WHAT TO WORK ON
Show each line below that contains the string "floor". Case counts.
+++ RECORDS PROVIDED +++
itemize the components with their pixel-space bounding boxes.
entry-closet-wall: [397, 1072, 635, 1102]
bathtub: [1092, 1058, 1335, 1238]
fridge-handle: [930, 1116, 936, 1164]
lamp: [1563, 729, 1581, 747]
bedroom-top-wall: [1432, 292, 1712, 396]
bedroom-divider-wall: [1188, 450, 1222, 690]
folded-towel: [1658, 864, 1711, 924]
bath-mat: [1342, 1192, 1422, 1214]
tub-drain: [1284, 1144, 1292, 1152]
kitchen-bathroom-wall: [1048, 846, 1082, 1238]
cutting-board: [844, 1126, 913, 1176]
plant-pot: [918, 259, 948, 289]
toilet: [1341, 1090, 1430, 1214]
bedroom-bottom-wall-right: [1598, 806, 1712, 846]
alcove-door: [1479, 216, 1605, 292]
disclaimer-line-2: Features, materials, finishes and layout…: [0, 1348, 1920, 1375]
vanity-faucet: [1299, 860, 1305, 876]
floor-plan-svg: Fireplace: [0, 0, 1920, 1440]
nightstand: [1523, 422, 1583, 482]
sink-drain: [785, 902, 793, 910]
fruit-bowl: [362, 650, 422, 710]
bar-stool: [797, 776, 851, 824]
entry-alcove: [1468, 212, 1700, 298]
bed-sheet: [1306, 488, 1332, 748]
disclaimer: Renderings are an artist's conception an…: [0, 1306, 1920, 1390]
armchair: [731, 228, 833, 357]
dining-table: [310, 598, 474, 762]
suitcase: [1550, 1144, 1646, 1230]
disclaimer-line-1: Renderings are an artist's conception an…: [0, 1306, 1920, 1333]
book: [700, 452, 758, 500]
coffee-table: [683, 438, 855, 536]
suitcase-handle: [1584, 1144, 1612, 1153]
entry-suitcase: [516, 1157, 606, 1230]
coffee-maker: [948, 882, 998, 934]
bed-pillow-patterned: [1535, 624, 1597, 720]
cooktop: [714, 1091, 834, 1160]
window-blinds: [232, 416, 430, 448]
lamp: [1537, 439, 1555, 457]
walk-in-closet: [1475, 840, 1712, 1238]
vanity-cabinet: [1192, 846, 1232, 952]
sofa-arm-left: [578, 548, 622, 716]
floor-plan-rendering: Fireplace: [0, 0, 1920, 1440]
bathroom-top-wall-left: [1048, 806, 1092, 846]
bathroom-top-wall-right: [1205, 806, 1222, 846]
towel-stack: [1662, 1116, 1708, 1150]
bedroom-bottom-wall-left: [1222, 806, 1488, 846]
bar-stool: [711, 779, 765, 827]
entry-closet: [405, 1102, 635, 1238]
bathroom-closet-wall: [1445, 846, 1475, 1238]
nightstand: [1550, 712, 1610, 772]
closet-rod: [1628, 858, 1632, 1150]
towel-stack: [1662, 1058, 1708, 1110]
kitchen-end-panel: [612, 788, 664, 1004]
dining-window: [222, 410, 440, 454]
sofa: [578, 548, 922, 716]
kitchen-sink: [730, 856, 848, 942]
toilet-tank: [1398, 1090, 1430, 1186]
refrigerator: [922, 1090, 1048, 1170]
+++
FINAL RESULT
floor-plan-svg: Fireplace: [0, 0, 1920, 1440]
floor-plan-rendering: Fireplace: [0, 0, 1920, 1440]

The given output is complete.